** start **

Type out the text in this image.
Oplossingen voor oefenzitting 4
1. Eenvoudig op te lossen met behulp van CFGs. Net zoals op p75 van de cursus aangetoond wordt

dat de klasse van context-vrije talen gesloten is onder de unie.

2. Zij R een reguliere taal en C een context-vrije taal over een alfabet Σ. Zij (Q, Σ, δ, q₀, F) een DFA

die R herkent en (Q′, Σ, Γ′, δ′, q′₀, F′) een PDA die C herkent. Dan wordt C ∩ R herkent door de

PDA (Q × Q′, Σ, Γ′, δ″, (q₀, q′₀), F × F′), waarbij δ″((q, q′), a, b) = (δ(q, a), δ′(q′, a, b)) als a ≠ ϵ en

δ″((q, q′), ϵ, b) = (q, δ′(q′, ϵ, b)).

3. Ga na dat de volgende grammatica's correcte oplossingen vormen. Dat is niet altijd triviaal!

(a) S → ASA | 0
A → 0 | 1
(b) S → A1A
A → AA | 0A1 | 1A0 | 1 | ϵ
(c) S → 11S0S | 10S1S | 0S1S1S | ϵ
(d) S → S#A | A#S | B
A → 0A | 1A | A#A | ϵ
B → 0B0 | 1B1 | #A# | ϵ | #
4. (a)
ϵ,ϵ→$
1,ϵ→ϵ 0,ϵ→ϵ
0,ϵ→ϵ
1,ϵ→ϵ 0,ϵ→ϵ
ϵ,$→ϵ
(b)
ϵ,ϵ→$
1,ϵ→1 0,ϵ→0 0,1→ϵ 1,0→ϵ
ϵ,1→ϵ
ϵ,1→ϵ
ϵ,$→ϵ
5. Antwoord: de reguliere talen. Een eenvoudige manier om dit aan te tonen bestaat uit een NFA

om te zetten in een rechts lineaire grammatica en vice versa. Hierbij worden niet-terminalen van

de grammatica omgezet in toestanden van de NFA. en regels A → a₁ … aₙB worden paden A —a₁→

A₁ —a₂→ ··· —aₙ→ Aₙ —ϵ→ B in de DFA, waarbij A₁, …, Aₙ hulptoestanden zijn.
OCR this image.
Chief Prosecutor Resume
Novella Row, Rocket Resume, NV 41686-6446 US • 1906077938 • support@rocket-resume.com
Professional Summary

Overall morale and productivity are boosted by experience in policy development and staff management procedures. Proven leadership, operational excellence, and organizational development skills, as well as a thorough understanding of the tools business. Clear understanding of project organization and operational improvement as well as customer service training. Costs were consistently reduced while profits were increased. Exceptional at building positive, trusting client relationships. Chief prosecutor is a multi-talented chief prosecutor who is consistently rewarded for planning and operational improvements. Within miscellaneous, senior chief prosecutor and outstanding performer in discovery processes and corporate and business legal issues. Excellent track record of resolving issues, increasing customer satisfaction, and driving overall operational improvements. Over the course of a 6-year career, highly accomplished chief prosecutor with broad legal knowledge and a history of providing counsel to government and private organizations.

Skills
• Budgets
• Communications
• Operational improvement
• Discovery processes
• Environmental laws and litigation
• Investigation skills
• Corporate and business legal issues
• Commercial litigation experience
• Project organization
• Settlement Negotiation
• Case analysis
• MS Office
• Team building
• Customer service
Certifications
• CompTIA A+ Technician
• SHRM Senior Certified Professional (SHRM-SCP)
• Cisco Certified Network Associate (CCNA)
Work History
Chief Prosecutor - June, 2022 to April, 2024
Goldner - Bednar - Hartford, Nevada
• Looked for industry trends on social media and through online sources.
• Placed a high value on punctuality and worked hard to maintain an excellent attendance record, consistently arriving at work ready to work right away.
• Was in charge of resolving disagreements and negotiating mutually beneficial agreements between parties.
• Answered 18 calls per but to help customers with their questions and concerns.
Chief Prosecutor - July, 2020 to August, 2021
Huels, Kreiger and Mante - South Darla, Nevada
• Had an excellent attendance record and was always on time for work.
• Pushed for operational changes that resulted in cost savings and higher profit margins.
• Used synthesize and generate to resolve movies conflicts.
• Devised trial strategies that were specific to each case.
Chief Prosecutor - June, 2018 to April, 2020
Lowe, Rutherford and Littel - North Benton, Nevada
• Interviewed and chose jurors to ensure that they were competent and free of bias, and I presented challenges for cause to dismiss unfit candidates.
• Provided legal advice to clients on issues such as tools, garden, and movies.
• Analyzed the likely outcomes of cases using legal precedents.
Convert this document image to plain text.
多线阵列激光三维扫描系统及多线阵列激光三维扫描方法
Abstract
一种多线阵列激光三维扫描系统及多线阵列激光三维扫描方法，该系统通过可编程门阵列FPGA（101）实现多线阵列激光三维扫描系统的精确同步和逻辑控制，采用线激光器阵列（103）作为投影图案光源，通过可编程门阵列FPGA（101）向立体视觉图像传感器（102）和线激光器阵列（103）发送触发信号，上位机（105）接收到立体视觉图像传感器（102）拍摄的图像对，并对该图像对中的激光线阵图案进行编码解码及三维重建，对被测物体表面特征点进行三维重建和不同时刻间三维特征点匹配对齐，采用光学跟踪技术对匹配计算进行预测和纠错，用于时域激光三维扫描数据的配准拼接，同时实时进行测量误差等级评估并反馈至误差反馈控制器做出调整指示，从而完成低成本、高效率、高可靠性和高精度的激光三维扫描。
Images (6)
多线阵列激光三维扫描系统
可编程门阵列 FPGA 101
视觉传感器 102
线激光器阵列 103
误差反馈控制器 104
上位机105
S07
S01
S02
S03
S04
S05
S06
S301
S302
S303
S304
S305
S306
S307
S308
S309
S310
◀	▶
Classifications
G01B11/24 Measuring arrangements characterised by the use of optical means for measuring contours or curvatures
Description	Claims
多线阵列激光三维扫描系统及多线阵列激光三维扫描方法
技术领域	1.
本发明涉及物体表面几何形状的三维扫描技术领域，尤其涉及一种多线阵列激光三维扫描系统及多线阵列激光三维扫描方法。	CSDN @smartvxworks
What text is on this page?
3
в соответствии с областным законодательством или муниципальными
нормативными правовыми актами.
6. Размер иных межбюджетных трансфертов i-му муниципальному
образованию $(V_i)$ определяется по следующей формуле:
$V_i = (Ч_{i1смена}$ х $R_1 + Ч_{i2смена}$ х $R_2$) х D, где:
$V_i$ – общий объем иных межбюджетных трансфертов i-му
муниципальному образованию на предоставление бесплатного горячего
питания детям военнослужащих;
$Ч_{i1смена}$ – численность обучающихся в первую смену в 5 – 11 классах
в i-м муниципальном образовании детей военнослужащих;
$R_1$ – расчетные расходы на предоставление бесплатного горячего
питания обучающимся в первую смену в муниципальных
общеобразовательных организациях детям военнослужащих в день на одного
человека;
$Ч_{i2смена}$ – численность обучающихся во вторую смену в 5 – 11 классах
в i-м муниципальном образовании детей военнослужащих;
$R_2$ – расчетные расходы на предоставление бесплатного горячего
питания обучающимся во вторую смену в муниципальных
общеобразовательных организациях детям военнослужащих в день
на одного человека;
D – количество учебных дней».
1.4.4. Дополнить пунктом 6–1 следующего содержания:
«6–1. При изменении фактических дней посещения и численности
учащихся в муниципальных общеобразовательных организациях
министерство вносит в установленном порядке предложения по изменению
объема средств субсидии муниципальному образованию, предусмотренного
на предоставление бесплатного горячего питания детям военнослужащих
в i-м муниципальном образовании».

** end **

◆ What to do
From the material above, copy each line that includes the word "context".

◆ Output for this task
dat de klasse van context-vrije talen gesloten is onder de unie.
2. Zij R een reguliere taal en C een context-vrije taal over een alfabet Σ. Zij (Q, Σ, δ, q₀, F) een DFA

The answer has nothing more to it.